Records from a collection of figures
..............................

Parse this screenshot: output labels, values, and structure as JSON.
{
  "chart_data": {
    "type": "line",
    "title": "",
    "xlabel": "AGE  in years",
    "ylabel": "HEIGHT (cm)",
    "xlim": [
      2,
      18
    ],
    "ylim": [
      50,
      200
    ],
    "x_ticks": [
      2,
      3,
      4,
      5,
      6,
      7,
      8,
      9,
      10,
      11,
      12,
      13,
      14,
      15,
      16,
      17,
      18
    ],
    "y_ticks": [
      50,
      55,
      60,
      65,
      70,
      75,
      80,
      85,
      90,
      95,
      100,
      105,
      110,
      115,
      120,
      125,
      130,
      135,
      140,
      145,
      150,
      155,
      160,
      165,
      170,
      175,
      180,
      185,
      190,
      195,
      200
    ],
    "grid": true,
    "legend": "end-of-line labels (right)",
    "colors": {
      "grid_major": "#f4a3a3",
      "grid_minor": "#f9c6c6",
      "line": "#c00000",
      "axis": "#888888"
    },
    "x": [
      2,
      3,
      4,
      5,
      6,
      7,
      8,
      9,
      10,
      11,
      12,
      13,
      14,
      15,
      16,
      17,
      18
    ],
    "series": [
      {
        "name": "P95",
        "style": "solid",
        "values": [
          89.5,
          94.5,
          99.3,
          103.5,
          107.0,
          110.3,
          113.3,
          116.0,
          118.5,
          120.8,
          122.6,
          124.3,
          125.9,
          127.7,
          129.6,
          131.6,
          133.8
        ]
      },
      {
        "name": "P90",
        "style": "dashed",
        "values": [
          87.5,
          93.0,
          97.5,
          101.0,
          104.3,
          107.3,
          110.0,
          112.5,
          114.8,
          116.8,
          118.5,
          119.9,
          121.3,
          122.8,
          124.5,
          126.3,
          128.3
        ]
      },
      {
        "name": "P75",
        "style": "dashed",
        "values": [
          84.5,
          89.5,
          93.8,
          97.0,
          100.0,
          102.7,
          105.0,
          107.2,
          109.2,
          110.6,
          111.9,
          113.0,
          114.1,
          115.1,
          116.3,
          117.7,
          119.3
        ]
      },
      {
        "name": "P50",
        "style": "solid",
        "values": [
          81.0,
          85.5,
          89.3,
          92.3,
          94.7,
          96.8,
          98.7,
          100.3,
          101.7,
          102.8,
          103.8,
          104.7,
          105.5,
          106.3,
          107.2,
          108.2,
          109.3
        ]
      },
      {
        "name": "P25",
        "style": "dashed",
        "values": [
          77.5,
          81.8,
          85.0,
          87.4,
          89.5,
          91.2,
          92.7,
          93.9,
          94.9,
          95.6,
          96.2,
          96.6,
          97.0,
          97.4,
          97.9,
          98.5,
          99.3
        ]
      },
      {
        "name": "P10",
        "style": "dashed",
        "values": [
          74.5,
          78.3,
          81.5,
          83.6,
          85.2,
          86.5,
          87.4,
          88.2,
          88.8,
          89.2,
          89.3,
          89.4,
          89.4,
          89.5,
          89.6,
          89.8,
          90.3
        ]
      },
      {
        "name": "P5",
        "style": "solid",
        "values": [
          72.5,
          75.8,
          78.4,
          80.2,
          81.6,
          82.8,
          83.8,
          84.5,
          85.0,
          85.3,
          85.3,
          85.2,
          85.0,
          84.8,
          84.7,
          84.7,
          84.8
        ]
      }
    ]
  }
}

..............................

** What you will do **
Write out the full listing exactly as given.

** Solution to this task **
Parse this screenshot: output labels, values, and structure as JSON.
{
  "chart_data": {
    "type": "line",
    "title": "",
    "xlabel": "AGE  in years",
    "ylabel": "HEIGHT (cm)",
    "xlim": [
      2,
      18
    ],
    "ylim": [
      50,
      200
    ],
    "x_ticks": [
      2,
      3,
      4,
      5,
      6,
      7,
      8,
      9,
      10,
      11,
      12,
      13,
      14,
      15,
      16,
      17,
      18
    ],
    "y_ticks": [
      50,
      55,
      60,
      65,
      70,
      75,
      80,
      85,
      90,
      95,
      100,
      105,
      110,
      115,
      120,
      125,
      130,
      135,
      140,
      145,
      150,
      155,
      160,
      165,
      170,
      175,
      180,
      185,
      190,
      195,
      200
    ],
    "grid": true,
    "legend": "end-of-line labels (right)",
    "colors": {
      "grid_major": "#f4a3a3",
      "grid_minor": "#f9c6c6",
      "line": "#c00000",
      "axis": "#888888"
    },
    "x": [
      2,
      3,
      4,
      5,
      6,
      7,
      8,
      9,
      10,
      11,
      12,
      13,
      14,
      15,
      16,
      17,
      18
    ],
    "series": [
      {
        "name": "P95",
        "style": "solid",
        "values": [
          89.5,
          94.5,
          99.3,
          103.5,
          107.0,
          110.3,
          113.3,
          116.0,
          118.5,
          120.8,
          122.6,
          124.3,
          125.9,
          127.7,
          129.6,
          131.6,
          133.8
        ]
      },
      {
        "name": "P90",
        "style": "dashed",
        "values": [
          87.5,
          93.0,
          97.5,
          101.0,
          104.3,
          107.3,
          110.0,
          112.5,
          114.8,
          116.8,
          118.5,
          119.9,
          121.3,
          122.8,
          124.5,
          126.3,
          128.3
        ]
      },
      {
        "name": "P75",
        "style": "dashed",
        "values": [
          84.5,
          89.5,
          93.8,
          97.0,
          100.0,
          102.7,
          105.0,
          107.2,
          109.2,
          110.6,
          111.9,
          113.0,
          114.1,
          115.1,
          116.3,
          117.7,
          119.3
        ]
      },
      {
        "name": "P50",
        "style": "solid",
        "values": [
          81.0,
          85.5,
          89.3,
          92.3,
          94.7,
          96.8,
          98.7,
          100.3,
          101.7,
          102.8,
          103.8,
          104.7,
          105.5,
          106.3,
          107.2,
          108.2,
          109.3
        ]
      },
      {
        "name": "P25",
        "style": "dashed",
        "values": [
          77.5,
          81.8,
          85.0,
          87.4,
          89.5,
          91.2,
          92.7,
          93.9,
          94.9,
          95.6,
          96.2,
          96.6,
          97.0,
          97.4,
          97.9,
          98.5,
          99.3
        ]
      },
      {
        "name": "P10",
        "style": "dashed",
        "values": [
          74.5,
          78.3,
          81.5,
          83.6,
          85.2,
          86.5,
          87.4,
          88.2,
          88.8,
          89.2,
          89.3,
          89.4,
          89.4,
          89.5,
          89.6,
          89.8,
          90.3
        ]
      },
      {
        "name": "P5",
        "style": "solid",
        "values": [
          72.5,
          75.8,
          78.4,
          80.2,
          81.6,
          82.8,
          83.8,
          84.5,
          85.0,
          85.3,
          85.3,
          85.2,
          85.0,
          84.8,
          84.7,
          84.7,
          84.8
        ]
      }
    ]
  }
}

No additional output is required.